Copy every entry exactly.

Extracts from a graphics dataset:
---

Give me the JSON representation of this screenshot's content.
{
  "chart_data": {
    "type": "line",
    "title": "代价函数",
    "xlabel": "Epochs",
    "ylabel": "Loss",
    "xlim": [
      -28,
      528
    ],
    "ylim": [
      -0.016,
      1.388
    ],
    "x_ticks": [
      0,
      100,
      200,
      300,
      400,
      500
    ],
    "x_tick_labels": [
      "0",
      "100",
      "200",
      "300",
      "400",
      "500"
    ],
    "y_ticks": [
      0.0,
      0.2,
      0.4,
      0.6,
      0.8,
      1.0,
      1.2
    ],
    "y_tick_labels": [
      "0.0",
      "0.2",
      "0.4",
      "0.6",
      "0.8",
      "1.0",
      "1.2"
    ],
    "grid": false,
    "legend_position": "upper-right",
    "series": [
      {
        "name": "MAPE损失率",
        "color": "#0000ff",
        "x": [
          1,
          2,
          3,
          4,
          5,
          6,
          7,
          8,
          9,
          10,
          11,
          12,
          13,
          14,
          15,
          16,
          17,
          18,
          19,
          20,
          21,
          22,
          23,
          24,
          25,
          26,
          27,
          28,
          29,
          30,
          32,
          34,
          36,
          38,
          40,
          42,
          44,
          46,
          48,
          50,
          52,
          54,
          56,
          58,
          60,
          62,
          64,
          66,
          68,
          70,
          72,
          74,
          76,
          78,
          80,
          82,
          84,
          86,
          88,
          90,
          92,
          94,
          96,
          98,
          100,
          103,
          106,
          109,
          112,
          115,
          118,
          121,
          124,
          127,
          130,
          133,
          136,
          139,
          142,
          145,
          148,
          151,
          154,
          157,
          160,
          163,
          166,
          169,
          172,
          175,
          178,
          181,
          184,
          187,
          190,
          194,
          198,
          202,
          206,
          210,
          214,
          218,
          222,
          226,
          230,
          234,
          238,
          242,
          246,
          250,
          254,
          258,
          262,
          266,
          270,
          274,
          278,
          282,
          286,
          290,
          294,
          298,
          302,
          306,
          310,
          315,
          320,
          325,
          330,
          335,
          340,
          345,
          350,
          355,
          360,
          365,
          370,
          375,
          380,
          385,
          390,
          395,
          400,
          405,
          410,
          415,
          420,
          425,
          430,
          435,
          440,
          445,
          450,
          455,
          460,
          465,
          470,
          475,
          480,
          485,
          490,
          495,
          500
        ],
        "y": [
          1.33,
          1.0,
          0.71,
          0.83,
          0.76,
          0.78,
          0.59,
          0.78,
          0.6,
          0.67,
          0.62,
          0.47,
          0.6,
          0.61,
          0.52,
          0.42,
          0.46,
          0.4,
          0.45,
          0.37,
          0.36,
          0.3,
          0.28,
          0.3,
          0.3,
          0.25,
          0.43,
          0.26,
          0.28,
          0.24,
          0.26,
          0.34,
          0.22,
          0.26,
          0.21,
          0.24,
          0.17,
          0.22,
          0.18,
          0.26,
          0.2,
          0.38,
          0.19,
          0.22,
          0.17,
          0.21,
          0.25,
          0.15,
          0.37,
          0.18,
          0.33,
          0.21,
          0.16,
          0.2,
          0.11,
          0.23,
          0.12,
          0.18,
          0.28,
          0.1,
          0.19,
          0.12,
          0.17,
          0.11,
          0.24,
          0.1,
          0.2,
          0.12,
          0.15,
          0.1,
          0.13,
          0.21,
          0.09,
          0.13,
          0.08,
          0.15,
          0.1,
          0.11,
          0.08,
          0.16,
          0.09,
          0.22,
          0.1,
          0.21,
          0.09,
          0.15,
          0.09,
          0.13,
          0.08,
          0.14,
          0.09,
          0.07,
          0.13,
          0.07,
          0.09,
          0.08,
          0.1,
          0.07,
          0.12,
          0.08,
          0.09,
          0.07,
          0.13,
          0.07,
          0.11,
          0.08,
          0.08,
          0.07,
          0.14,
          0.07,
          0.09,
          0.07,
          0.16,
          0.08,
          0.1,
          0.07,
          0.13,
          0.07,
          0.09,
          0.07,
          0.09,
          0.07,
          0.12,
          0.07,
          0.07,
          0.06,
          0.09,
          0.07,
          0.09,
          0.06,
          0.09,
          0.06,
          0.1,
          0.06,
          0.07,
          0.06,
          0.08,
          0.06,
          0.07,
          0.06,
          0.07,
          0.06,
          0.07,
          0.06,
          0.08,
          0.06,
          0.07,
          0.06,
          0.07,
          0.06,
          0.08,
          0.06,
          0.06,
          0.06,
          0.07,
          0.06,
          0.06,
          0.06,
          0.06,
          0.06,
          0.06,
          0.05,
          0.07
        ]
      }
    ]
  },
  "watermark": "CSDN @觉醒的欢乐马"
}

---

▶ **Exercise solution**:
Give me the JSON representation of this screenshot's content.
{
  "chart_data": {
    "type": "line",
    "title": "代价函数",
    "xlabel": "Epochs",
    "ylabel": "Loss",
    "xlim": [
      -28,
      528
    ],
    "ylim": [
      -0.016,
      1.388
    ],
    "x_ticks": [
      0,
      100,
      200,
      300,
      400,
      500
    ],
    "x_tick_labels": [
      "0",
      "100",
      "200",
      "300",
      "400",
      "500"
    ],
    "y_ticks": [
      0.0,
      0.2,
      0.4,
      0.6,
      0.8,
      1.0,
      1.2
    ],
    "y_tick_labels": [
      "0.0",
      "0.2",
      "0.4",
      "0.6",
      "0.8",
      "1.0",
      "1.2"
    ],
    "grid": false,
    "legend_position": "upper-right",
    "series": [
      {
        "name": "MAPE损失率",
        "color": "#0000ff",
        "x": [
          1,
          2,
          3,
          4,
          5,
          6,
          7,
          8,
          9,
          10,
          11,
          12,
          13,
          14,
          15,
          16,
          17,
          18,
          19,
          20,
          21,
          22,
          23,
          24,
          25,
          26,
          27,
          28,
          29,
          30,
          32,
          34,
          36,
          38,
          40,
          42,
          44,
          46,
          48,
          50,
          52,
          54,
          56,
          58,
          60,
          62,
          64,
          66,
          68,
          70,
          72,
          74,
          76,
          78,
          80,
          82,
          84,
          86,
          88,
          90,
          92,
          94,
          96,
          98,
          100,
          103,
          106,
          109,
          112,
          115,
          118,
          121,
          124,
          127,
          130,
          133,
          136,
          139,
          142,
          145,
          148,
          151,
          154,
          157,
          160,
          163,
          166,
          169,
          172,
          175,
          178,
          181,
          184,
          187,
          190,
          194,
          198,
          202,
          206,
          210,
          214,
          218,
          222,
          226,
          230,
          234,
          238,
          242,
          246,
          250,
          254,
          258,
          262,
          266,
          270,
          274,
          278,
          282,
          286,
          290,
          294,
          298,
          302,
          306,
          310,
          315,
          320,
          325,
          330,
          335,
          340,
          345,
          350,
          355,
          360,
          365,
          370,
          375,
          380,
          385,
          390,
          395,
          400,
          405,
          410,
          415,
          420,
          425,
          430,
          435,
          440,
          445,
          450,
          455,
          460,
          465,
          470,
          475,
          480,
          485,
          490,
          495,
          500
        ],
        "y": [
          1.33,
          1.0,
          0.71,
          0.83,
          0.76,
          0.78,
          0.59,
          0.78,
          0.6,
          0.67,
          0.62,
          0.47,
          0.6,
          0.61,
          0.52,
          0.42,
          0.46,
          0.4,
          0.45,
          0.37,
          0.36,
          0.3,
          0.28,
          0.3,
          0.3,
          0.25,
          0.43,
          0.26,
          0.28,
          0.24,
          0.26,
          0.34,
          0.22,
          0.26,
          0.21,
          0.24,
          0.17,
          0.22,
          0.18,
          0.26,
          0.2,
          0.38,
          0.19,
          0.22,
          0.17,
          0.21,
          0.25,
          0.15,
          0.37,
          0.18,
          0.33,
          0.21,
          0.16,
          0.2,
          0.11,
          0.23,
          0.12,
          0.18,
          0.28,
          0.1,
          0.19,
          0.12,
          0.17,
          0.11,
          0.24,
          0.1,
          0.2,
          0.12,
          0.15,
          0.1,
          0.13,
          0.21,
          0.09,
          0.13,
          0.08,
          0.15,
          0.1,
          0.11,
          0.08,
          0.16,
          0.09,
          0.22,
          0.1,
          0.21,
          0.09,
          0.15,
          0.09,
          0.13,
          0.08,
          0.14,
          0.09,
          0.07,
          0.13,
          0.07,
          0.09,
          0.08,
          0.1,
          0.07,
          0.12,
          0.08,
          0.09,
          0.07,
          0.13,
          0.07,
          0.11,
          0.08,
          0.08,
          0.07,
          0.14,
          0.07,
          0.09,
          0.07,
          0.16,
          0.08,
          0.1,
          0.07,
          0.13,
          0.07,
          0.09,
          0.07,
          0.09,
          0.07,
          0.12,
          0.07,
          0.07,
          0.06,
          0.09,
          0.07,
          0.09,
          0.06,
          0.09,
          0.06,
          0.1,
          0.06,
          0.07,
          0.06,
          0.08,
          0.06,
          0.07,
          0.06,
          0.07,
          0.06,
          0.07,
          0.06,
          0.08,
          0.06,
          0.07,
          0.06,
          0.07,
          0.06,
          0.08,
          0.06,
          0.06,
          0.06,
          0.07,
          0.06,
          0.06,
          0.06,
          0.06,
          0.06,
          0.06,
          0.05,
          0.07
        ]
      }
    ]
  },
  "watermark": "CSDN @觉醒的欢乐马"
}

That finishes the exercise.